====== Given data ======

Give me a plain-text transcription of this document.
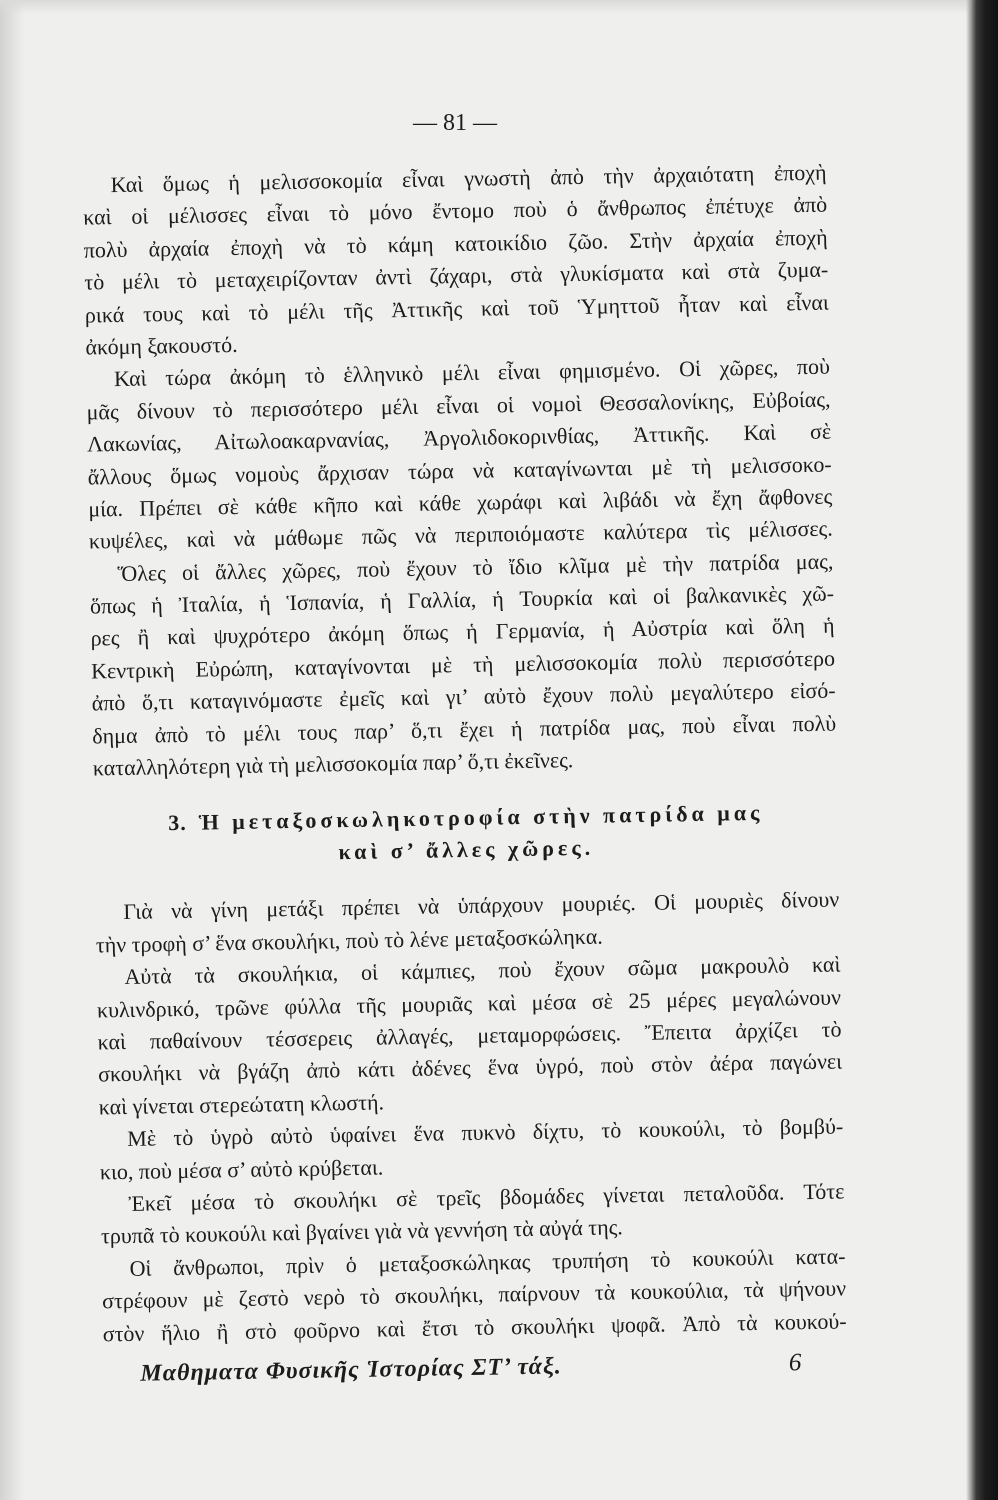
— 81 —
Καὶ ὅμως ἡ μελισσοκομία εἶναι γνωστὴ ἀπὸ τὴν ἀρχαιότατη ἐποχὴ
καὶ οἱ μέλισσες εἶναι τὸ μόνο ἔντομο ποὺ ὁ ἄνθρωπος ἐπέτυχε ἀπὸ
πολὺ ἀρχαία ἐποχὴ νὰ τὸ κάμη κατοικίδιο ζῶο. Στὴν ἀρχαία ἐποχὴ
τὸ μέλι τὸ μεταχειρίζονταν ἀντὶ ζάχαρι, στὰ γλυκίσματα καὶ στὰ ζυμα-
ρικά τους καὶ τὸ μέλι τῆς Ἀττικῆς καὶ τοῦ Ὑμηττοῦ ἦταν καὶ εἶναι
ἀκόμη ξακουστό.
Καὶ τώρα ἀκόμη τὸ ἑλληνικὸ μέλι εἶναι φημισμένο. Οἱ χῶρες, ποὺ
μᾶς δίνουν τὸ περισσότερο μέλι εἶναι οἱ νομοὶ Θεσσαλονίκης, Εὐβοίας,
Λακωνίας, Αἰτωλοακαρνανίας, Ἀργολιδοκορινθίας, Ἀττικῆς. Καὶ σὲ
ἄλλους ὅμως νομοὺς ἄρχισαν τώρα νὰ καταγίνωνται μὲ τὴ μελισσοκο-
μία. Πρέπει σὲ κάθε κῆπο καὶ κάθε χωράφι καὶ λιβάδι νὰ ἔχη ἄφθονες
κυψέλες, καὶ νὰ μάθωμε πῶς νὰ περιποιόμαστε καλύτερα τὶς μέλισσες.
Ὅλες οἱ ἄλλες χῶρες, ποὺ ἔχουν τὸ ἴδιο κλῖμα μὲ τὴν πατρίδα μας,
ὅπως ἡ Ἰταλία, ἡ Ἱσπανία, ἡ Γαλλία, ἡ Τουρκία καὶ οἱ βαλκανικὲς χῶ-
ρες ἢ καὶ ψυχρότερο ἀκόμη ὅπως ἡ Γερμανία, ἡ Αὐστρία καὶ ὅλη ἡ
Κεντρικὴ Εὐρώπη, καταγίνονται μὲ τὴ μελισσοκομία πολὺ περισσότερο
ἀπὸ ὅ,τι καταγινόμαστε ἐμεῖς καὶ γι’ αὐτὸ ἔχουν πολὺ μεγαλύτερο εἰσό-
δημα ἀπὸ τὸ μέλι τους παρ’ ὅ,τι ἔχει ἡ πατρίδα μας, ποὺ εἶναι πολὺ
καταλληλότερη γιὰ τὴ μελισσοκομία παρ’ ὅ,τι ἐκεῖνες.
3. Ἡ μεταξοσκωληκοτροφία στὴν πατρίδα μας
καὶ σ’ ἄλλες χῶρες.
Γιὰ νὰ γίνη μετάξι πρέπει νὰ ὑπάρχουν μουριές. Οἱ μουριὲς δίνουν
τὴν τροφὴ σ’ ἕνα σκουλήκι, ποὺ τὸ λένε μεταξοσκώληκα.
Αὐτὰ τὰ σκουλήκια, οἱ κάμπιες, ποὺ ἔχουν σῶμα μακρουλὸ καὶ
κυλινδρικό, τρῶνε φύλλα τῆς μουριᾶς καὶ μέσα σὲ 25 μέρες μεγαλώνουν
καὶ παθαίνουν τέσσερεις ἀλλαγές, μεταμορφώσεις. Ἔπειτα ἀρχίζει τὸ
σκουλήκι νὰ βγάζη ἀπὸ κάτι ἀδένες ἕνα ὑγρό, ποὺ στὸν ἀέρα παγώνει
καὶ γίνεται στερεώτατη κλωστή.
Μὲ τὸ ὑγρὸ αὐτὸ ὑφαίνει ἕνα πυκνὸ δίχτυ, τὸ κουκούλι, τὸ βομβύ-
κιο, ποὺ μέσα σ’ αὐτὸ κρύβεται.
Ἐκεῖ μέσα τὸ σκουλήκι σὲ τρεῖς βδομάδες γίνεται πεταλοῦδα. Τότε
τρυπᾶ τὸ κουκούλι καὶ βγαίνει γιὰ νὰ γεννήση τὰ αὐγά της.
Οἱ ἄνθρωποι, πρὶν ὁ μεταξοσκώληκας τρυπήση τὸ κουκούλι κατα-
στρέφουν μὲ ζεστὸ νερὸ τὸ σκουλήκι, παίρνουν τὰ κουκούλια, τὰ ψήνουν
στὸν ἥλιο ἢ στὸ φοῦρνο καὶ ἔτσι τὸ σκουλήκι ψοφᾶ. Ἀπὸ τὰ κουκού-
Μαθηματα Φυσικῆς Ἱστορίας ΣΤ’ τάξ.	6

======
====== Given data ======

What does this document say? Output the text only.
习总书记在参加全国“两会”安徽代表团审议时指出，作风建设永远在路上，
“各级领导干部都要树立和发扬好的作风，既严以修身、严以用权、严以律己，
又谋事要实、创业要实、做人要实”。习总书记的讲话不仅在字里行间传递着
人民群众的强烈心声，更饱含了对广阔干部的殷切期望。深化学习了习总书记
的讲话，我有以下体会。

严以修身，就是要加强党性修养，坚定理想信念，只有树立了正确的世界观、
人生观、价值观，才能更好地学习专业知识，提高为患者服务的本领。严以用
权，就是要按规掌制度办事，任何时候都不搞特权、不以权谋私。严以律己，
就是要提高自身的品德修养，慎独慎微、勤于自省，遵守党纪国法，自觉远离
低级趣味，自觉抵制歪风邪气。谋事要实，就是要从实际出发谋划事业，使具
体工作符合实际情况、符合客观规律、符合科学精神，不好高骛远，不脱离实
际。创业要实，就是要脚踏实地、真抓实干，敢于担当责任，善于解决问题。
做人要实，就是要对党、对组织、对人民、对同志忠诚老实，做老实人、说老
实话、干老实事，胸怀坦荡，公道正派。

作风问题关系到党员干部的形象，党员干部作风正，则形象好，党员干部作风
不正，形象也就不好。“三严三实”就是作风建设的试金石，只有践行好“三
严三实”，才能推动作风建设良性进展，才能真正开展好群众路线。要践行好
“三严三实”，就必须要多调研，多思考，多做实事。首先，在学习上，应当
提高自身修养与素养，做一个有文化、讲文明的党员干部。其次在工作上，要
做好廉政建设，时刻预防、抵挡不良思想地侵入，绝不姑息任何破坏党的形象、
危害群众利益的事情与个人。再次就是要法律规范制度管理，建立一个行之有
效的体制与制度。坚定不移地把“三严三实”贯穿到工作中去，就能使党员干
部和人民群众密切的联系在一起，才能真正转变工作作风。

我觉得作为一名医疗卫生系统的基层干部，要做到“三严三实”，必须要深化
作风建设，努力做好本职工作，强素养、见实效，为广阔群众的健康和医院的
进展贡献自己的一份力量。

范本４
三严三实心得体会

======

**Goal**.
Which lines contain the word "ἄλλες"? Return each of them.

**Answer to the problem**.
Ὅλες οἱ ἄλλες χῶρες, ποὺ ἔχουν τὸ ἴδιο κλῖμα μὲ τὴν πατρίδα μας,
καὶ σ’ ἄλλες χῶρες.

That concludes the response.